ENTRIES PROVIDED =>
•••

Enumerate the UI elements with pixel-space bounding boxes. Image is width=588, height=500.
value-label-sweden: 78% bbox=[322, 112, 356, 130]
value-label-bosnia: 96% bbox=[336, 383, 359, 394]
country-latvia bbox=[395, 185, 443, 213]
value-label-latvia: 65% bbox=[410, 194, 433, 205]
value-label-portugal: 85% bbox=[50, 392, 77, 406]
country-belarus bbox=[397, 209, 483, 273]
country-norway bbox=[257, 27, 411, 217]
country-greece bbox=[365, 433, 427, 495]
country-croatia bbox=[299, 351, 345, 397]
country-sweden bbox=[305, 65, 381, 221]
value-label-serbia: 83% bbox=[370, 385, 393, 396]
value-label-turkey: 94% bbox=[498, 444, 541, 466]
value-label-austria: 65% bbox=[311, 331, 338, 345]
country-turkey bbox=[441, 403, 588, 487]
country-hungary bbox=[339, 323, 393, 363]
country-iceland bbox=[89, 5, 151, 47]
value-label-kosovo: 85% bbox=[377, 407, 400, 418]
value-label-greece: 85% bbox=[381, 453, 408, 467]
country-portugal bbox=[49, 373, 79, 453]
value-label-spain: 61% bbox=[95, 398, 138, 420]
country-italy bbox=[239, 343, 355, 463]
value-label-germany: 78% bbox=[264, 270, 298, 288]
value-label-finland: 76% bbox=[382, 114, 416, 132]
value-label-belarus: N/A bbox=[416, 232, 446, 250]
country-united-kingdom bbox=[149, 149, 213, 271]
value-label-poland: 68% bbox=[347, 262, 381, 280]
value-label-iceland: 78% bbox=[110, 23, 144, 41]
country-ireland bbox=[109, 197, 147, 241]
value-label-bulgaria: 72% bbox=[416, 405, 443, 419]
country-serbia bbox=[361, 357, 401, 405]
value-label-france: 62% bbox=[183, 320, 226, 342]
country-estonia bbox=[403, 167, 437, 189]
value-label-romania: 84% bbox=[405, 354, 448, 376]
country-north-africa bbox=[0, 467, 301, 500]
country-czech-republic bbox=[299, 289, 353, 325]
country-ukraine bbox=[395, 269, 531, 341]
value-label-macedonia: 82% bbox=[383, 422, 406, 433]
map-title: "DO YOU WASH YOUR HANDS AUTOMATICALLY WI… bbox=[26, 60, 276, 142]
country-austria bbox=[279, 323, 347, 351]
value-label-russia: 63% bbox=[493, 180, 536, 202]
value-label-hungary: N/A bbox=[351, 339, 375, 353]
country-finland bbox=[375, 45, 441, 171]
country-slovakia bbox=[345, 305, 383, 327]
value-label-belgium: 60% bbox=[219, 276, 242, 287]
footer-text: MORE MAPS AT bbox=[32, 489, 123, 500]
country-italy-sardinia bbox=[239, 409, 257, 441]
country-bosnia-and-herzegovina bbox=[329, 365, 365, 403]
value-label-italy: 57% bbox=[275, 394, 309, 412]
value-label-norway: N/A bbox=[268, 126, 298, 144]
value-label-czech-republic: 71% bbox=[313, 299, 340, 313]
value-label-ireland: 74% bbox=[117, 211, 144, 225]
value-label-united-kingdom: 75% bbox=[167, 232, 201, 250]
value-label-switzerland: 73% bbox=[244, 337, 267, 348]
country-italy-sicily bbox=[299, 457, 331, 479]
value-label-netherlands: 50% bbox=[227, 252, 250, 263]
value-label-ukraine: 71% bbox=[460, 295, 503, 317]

•••

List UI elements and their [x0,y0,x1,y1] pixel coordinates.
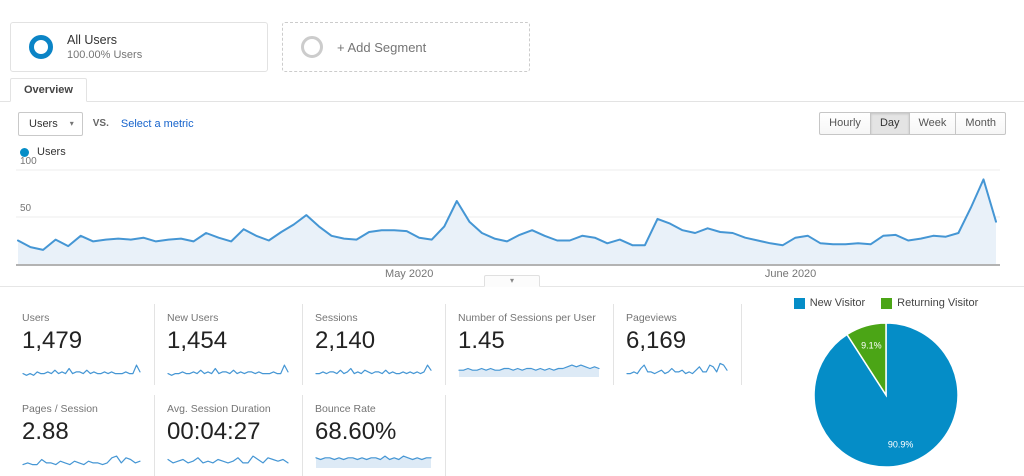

•••

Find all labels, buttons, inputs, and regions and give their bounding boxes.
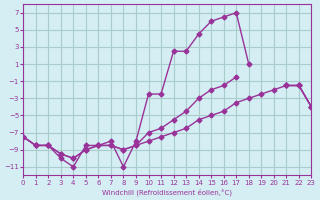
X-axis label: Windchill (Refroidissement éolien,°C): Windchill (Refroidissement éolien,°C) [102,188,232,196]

•••

WORK TO BE COMPLETED =>
Can you rescale the lines starting with the line containing "Enumerate the UI" and going on through the line containing "value-label-bulgaria: 72% bbox=[416, 405, 443, 419]", and give only those lines again, with every percentage and every bounding-box coordinate multiplied by 2.05 and rounded to a whole number, halves rounded up?

TASK OUTPUT =>
Enumerate the UI elements with pixel-space bounding boxes. Image is width=588, height=500.
value-label-sweden: 160% bbox=[660, 230, 730, 267]
value-label-bosnia: 197% bbox=[689, 785, 736, 808]
country-latvia bbox=[810, 379, 908, 437]
value-label-latvia: 133% bbox=[841, 398, 888, 420]
value-label-portugal: 174% bbox=[103, 804, 158, 832]
country-belarus bbox=[814, 428, 990, 560]
country-norway bbox=[527, 55, 843, 445]
country-greece bbox=[748, 888, 875, 1015]
country-croatia bbox=[613, 720, 707, 814]
country-sweden bbox=[625, 133, 781, 453]
value-label-serbia: 170% bbox=[759, 789, 806, 812]
value-label-turkey: 193% bbox=[1021, 910, 1109, 955]
value-label-austria: 133% bbox=[638, 679, 693, 707]
country-turkey bbox=[904, 826, 1205, 998]
country-hungary bbox=[695, 662, 806, 744]
country-iceland bbox=[182, 10, 310, 96]
value-label-kosovo: 174% bbox=[773, 834, 820, 857]
value-label-greece: 174% bbox=[781, 929, 836, 957]
country-portugal bbox=[100, 765, 162, 929]
value-label-spain: 125% bbox=[195, 816, 283, 861]
country-italy bbox=[490, 703, 728, 949]
value-label-germany: 160% bbox=[541, 554, 611, 590]
value-label-finland: 156% bbox=[783, 234, 853, 271]
value-label-belarus: N/A bbox=[853, 476, 914, 513]
country-united-kingdom bbox=[305, 305, 437, 556]
value-label-poland: 139% bbox=[711, 537, 781, 574]
value-label-iceland: 160% bbox=[226, 47, 295, 84]
country-ireland bbox=[223, 404, 301, 494]
value-label-bulgaria: 148% bbox=[853, 830, 908, 859]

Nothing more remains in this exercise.